**INSTRUCTIONS TO FOLLOW:** Below is a block of records. Copy every line in it that contains the word "validio".

Collected data entries:
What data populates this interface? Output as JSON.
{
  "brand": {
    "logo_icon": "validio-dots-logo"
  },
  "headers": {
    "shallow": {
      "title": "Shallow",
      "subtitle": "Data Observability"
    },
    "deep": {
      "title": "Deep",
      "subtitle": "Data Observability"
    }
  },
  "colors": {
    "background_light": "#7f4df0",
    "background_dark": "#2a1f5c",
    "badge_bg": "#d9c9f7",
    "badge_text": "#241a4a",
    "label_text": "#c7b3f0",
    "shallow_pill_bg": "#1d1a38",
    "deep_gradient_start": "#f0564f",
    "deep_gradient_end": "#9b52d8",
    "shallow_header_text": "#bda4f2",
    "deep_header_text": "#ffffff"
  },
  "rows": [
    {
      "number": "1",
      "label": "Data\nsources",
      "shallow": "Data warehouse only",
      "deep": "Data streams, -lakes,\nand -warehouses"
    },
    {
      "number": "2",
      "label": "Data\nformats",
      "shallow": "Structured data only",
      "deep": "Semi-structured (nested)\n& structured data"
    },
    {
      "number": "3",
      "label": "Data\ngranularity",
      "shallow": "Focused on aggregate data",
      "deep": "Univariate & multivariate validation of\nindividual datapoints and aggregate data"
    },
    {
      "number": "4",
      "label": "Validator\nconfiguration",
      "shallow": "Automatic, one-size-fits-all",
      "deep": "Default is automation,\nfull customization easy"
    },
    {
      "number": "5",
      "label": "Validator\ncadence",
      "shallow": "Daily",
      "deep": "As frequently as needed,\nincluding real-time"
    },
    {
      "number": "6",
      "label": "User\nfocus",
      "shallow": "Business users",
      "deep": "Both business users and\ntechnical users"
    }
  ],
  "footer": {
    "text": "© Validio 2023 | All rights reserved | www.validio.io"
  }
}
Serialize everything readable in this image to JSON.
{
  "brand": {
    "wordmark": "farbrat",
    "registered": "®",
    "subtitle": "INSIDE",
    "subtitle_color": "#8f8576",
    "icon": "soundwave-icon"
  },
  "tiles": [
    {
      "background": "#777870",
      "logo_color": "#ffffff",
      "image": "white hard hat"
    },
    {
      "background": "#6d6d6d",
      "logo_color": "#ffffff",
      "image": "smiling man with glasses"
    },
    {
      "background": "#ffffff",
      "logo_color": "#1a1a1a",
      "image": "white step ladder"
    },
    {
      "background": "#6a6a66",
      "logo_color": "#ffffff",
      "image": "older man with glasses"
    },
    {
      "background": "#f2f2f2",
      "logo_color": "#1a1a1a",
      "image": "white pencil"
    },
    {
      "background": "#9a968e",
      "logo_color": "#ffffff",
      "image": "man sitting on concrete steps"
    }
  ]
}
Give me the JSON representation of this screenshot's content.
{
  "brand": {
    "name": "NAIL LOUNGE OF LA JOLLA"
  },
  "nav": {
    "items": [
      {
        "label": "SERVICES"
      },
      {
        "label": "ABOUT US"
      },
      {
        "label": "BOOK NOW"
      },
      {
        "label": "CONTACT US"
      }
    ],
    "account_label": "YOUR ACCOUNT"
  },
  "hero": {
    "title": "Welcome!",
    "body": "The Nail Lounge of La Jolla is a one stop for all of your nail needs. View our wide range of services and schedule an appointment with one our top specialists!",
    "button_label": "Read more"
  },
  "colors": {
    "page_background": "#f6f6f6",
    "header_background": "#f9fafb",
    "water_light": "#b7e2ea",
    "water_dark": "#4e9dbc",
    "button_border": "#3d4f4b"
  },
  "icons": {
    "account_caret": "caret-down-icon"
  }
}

**COMPLETE OUTPUT:**
    "logo_icon": "validio-dots-logo"
    "text": "© Validio 2023 | All rights reserved | www.validio.io"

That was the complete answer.